» **PROVIDED ENTRIES**
** Begin **

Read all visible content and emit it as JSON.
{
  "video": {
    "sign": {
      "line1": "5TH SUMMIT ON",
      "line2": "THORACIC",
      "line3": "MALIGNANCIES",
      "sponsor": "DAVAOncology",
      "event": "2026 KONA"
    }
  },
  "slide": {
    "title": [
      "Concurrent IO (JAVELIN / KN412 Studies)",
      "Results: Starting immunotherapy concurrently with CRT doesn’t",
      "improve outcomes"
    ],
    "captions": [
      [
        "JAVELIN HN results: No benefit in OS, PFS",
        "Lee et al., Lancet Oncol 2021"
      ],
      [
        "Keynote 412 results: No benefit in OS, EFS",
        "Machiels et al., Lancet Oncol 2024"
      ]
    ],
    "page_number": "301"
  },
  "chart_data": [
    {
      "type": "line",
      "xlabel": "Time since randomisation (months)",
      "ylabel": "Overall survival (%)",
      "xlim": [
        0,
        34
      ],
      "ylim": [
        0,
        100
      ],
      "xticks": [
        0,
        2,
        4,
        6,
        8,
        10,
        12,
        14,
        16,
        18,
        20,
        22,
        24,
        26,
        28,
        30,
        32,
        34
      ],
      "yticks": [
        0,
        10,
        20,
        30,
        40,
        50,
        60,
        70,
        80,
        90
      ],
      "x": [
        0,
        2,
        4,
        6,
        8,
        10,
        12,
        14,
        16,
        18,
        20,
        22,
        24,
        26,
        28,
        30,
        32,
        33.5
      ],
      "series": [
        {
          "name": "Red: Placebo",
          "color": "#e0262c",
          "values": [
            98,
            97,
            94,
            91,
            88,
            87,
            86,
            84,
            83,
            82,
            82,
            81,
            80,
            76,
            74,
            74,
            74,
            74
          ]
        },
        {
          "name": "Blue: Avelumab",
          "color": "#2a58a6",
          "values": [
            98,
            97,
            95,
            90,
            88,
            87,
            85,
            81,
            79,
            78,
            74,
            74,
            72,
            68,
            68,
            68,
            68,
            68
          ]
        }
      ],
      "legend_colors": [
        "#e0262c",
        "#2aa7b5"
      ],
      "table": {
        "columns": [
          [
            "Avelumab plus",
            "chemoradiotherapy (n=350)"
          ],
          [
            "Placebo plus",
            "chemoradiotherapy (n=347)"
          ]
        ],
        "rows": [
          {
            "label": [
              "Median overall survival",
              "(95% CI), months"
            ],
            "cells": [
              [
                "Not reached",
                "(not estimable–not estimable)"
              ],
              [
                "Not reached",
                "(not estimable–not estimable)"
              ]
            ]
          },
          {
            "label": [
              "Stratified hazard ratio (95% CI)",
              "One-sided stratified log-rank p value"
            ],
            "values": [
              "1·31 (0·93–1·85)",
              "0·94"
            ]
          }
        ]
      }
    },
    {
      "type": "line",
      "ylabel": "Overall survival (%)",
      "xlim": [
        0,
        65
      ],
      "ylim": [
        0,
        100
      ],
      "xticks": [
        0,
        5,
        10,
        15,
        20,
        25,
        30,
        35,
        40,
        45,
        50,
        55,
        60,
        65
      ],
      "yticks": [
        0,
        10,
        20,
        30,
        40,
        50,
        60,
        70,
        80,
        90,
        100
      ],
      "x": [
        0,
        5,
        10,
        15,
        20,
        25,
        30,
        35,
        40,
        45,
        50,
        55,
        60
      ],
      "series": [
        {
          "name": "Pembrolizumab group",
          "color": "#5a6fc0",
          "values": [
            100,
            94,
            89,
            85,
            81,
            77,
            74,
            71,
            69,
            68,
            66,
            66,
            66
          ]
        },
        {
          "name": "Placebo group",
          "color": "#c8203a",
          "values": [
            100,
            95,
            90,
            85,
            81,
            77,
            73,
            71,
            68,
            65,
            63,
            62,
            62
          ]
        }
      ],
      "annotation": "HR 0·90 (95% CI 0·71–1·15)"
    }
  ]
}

** End **

» **INSTRUCTION**
Find all the lines containing "chemoradiotherapy" in the material, then copy them.

» **RESULT OF THE TASK**
            "chemoradiotherapy (n=350)"
            "chemoradiotherapy (n=347)"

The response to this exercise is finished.